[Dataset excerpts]

▼

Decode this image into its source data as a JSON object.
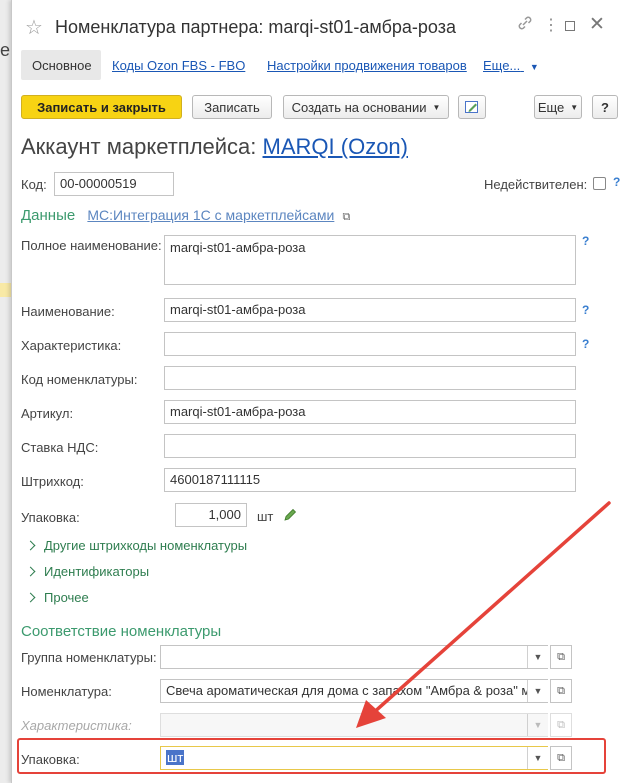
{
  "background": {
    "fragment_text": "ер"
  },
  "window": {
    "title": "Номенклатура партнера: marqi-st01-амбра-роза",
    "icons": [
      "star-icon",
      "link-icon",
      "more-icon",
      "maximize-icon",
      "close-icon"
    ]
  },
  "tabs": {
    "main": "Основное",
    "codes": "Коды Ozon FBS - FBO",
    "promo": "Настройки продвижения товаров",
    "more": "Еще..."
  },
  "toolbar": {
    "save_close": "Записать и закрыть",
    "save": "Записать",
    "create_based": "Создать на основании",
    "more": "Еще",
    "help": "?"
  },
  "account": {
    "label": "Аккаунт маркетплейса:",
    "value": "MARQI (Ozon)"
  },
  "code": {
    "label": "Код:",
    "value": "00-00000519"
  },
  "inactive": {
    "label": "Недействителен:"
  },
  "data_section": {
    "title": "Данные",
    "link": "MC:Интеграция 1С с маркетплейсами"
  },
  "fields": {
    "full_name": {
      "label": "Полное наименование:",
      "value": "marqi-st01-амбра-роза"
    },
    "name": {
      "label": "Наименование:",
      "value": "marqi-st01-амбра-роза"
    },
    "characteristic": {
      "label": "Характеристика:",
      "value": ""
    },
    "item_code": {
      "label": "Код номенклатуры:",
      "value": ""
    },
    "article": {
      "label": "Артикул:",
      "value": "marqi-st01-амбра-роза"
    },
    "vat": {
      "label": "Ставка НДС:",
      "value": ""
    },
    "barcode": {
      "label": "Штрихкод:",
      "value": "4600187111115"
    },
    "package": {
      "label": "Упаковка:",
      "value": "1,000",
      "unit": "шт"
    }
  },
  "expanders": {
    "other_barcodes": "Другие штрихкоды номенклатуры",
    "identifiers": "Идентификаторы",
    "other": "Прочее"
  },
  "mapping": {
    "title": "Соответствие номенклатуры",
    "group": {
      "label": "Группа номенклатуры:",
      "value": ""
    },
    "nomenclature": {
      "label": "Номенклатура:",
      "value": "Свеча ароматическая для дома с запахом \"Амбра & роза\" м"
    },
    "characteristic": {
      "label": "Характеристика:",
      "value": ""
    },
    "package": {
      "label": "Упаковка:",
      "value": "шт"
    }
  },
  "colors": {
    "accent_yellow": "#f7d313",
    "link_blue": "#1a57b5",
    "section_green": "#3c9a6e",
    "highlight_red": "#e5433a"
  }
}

▲

Your task is to pick out every line with the string "Ozon" and copy it.

Solution »
    "codes": "Коды Ozon FBS - FBO",
    "value": "MARQI (Ozon)"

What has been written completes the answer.